_Your task_
Send back the records in full, character for character.

_Material for the task_
- - -

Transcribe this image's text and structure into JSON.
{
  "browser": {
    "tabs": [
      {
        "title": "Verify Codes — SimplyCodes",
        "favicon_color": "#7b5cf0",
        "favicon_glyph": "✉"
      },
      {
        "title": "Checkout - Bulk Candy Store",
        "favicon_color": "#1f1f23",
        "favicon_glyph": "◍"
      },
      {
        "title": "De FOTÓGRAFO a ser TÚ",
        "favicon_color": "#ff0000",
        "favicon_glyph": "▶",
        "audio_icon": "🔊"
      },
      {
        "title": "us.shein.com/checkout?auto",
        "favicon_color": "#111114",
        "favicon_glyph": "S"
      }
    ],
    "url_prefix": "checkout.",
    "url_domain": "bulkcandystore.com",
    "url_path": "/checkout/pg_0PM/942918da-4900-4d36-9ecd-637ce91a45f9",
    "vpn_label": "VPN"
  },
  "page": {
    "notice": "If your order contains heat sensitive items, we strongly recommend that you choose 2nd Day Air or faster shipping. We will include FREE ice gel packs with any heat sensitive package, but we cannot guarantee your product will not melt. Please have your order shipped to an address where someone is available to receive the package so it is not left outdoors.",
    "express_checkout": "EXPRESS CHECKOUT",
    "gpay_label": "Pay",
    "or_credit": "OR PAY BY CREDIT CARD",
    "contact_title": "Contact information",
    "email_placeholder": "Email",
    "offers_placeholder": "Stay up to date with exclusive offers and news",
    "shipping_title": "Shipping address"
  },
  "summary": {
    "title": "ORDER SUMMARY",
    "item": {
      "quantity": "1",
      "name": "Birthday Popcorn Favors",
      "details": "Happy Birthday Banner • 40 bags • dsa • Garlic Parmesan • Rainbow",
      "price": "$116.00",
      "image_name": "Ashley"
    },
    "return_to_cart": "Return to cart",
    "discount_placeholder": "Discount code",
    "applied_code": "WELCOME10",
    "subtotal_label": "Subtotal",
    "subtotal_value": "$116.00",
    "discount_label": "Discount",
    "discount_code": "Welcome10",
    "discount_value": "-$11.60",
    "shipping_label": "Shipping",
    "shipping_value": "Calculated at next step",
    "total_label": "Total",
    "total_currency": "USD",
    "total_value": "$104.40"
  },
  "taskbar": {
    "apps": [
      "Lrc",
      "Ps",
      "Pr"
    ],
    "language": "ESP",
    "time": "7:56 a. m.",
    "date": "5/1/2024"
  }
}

- - -

_Expected output_
Transcribe this image's text and structure into JSON.
{
  "browser": {
    "tabs": [
      {
        "title": "Verify Codes — SimplyCodes",
        "favicon_color": "#7b5cf0",
        "favicon_glyph": "✉"
      },
      {
        "title": "Checkout - Bulk Candy Store",
        "favicon_color": "#1f1f23",
        "favicon_glyph": "◍"
      },
      {
        "title": "De FOTÓGRAFO a ser TÚ",
        "favicon_color": "#ff0000",
        "favicon_glyph": "▶",
        "audio_icon": "🔊"
      },
      {
        "title": "us.shein.com/checkout?auto",
        "favicon_color": "#111114",
        "favicon_glyph": "S"
      }
    ],
    "url_prefix": "checkout.",
    "url_domain": "bulkcandystore.com",
    "url_path": "/checkout/pg_0PM/942918da-4900-4d36-9ecd-637ce91a45f9",
    "vpn_label": "VPN"
  },
  "page": {
    "notice": "If your order contains heat sensitive items, we strongly recommend that you choose 2nd Day Air or faster shipping. We will include FREE ice gel packs with any heat sensitive package, but we cannot guarantee your product will not melt. Please have your order shipped to an address where someone is available to receive the package so it is not left outdoors.",
    "express_checkout": "EXPRESS CHECKOUT",
    "gpay_label": "Pay",
    "or_credit": "OR PAY BY CREDIT CARD",
    "contact_title": "Contact information",
    "email_placeholder": "Email",
    "offers_placeholder": "Stay up to date with exclusive offers and news",
    "shipping_title": "Shipping address"
  },
  "summary": {
    "title": "ORDER SUMMARY",
    "item": {
      "quantity": "1",
      "name": "Birthday Popcorn Favors",
      "details": "Happy Birthday Banner • 40 bags • dsa • Garlic Parmesan • Rainbow",
      "price": "$116.00",
      "image_name": "Ashley"
    },
    "return_to_cart": "Return to cart",
    "discount_placeholder": "Discount code",
    "applied_code": "WELCOME10",
    "subtotal_label": "Subtotal",
    "subtotal_value": "$116.00",
    "discount_label": "Discount",
    "discount_code": "Welcome10",
    "discount_value": "-$11.60",
    "shipping_label": "Shipping",
    "shipping_value": "Calculated at next step",
    "total_label": "Total",
    "total_currency": "USD",
    "total_value": "$104.40"
  },
  "taskbar": {
    "apps": [
      "Lrc",
      "Ps",
      "Pr"
    ],
    "language": "ESP",
    "time": "7:56 a. m.",
    "date": "5/1/2024"
  }
}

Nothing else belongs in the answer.